◆ Records for this exercise
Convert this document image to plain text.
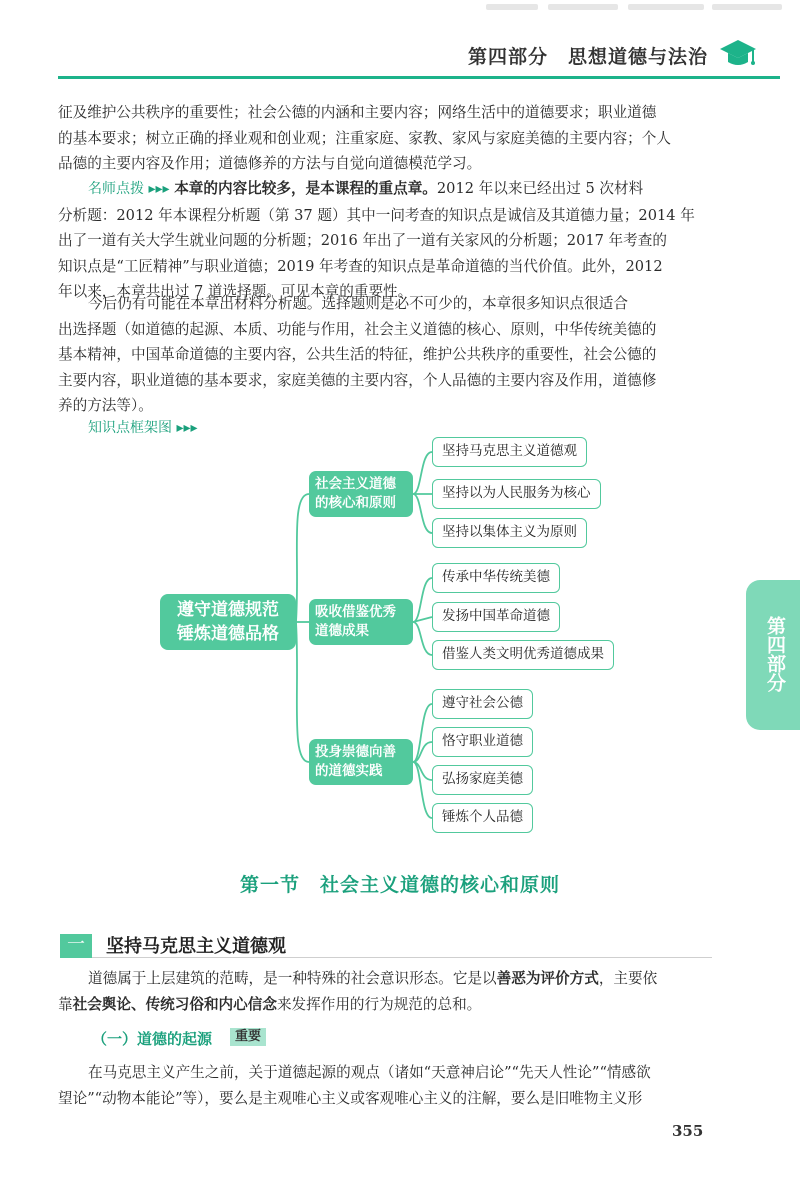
第四部分　思想道德与法治
征及维护公共秩序的重要性；社会公德的内涵和主要内容；网络生活中的道德要求；职业道德
的基本要求；树立正确的择业观和创业观；注重家庭、家教、家风与家庭美德的主要内容；个人
品德的主要内容及作用；道德修养的方法与自觉向道德模范学习。
名师点拨 ▸▸▸ 本章的内容比较多，是本课程的重点章。2012 年以来已经出过 5 次材料
分析题：2012 年本课程分析题（第 37 题）其中一问考查的知识点是诚信及其道德力量；2014 年
出了一道有关大学生就业问题的分析题；2016 年出了一道有关家风的分析题；2017 年考查的
知识点是“工匠精神”与职业道德；2019 年考查的知识点是革命道德的当代价值。此外，2012
年以来，本章共出过 7 道选择题。可见本章的重要性。
今后仍有可能在本章出材料分析题。选择题则是必不可少的，本章很多知识点很适合
出选择题（如道德的起源、本质、功能与作用，社会主义道德的核心、原则，中华传统美德的
基本精神，中国革命道德的主要内容，公共生活的特征，维护公共秩序的重要性，社会公德的
主要内容，职业道德的基本要求，家庭美德的主要内容，个人品德的主要内容及作用，道德修
养的方法等）。
知识点框架图 ▸▸▸
遵守道德规范
锤炼道德品格
社会主义道德
的核心和原则
吸收借鉴优秀
道德成果
投身崇德向善
的道德实践
坚持马克思主义道德观
坚持以为人民服务为核心
坚持以集体主义为原则
传承中华传统美德
发扬中国革命道德
借鉴人类文明优秀道德成果
遵守社会公德
恪守职业道德
弘扬家庭美德
锤炼个人品德
第四部分
第一节　社会主义道德的核心和原则
一	坚持马克思主义道德观
道德属于上层建筑的范畴，是一种特殊的社会意识形态。它是以善恶为评价方式，主要依
靠社会舆论、传统习俗和内心信念来发挥作用的行为规范的总和。
（一）道德的起源	重要
在马克思主义产生之前，关于道德起源的观点（诸如“天意神启论”“先天人性论”“情感欲
望论”“动物本能论”等），要么是主观唯心主义或客观唯心主义的注解，要么是旧唯物主义形
355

◆ Work to complete
From the data above, write out everything exactly except the pictures.

◆ Solution for this problem
Convert this document image to plain text.
第四部分　思想道德与法治
征及维护公共秩序的重要性；社会公德的内涵和主要内容；网络生活中的道德要求；职业道德
的基本要求；树立正确的择业观和创业观；注重家庭、家教、家风与家庭美德的主要内容；个人
品德的主要内容及作用；道德修养的方法与自觉向道德模范学习。
名师点拨 ▸▸▸ 本章的内容比较多，是本课程的重点章。2012 年以来已经出过 5 次材料
分析题：2012 年本课程分析题（第 37 题）其中一问考查的知识点是诚信及其道德力量；2014 年
出了一道有关大学生就业问题的分析题；2016 年出了一道有关家风的分析题；2017 年考查的
知识点是“工匠精神”与职业道德；2019 年考查的知识点是革命道德的当代价值。此外，2012
年以来，本章共出过 7 道选择题。可见本章的重要性。
今后仍有可能在本章出材料分析题。选择题则是必不可少的，本章很多知识点很适合
出选择题（如道德的起源、本质、功能与作用，社会主义道德的核心、原则，中华传统美德的
基本精神，中国革命道德的主要内容，公共生活的特征，维护公共秩序的重要性，社会公德的
主要内容，职业道德的基本要求，家庭美德的主要内容，个人品德的主要内容及作用，道德修
养的方法等）。
知识点框架图 ▸▸▸
遵守道德规范
锤炼道德品格
社会主义道德
的核心和原则
吸收借鉴优秀
道德成果
投身崇德向善
的道德实践
坚持马克思主义道德观
坚持以为人民服务为核心
坚持以集体主义为原则
传承中华传统美德
发扬中国革命道德
借鉴人类文明优秀道德成果
遵守社会公德
恪守职业道德
弘扬家庭美德
锤炼个人品德
第四部分
第一节　社会主义道德的核心和原则
一	坚持马克思主义道德观
道德属于上层建筑的范畴，是一种特殊的社会意识形态。它是以善恶为评价方式，主要依
靠社会舆论、传统习俗和内心信念来发挥作用的行为规范的总和。
（一）道德的起源	重要
在马克思主义产生之前，关于道德起源的观点（诸如“天意神启论”“先天人性论”“情感欲
望论”“动物本能论”等），要么是主观唯心主义或客观唯心主义的注解，要么是旧唯物主义形
355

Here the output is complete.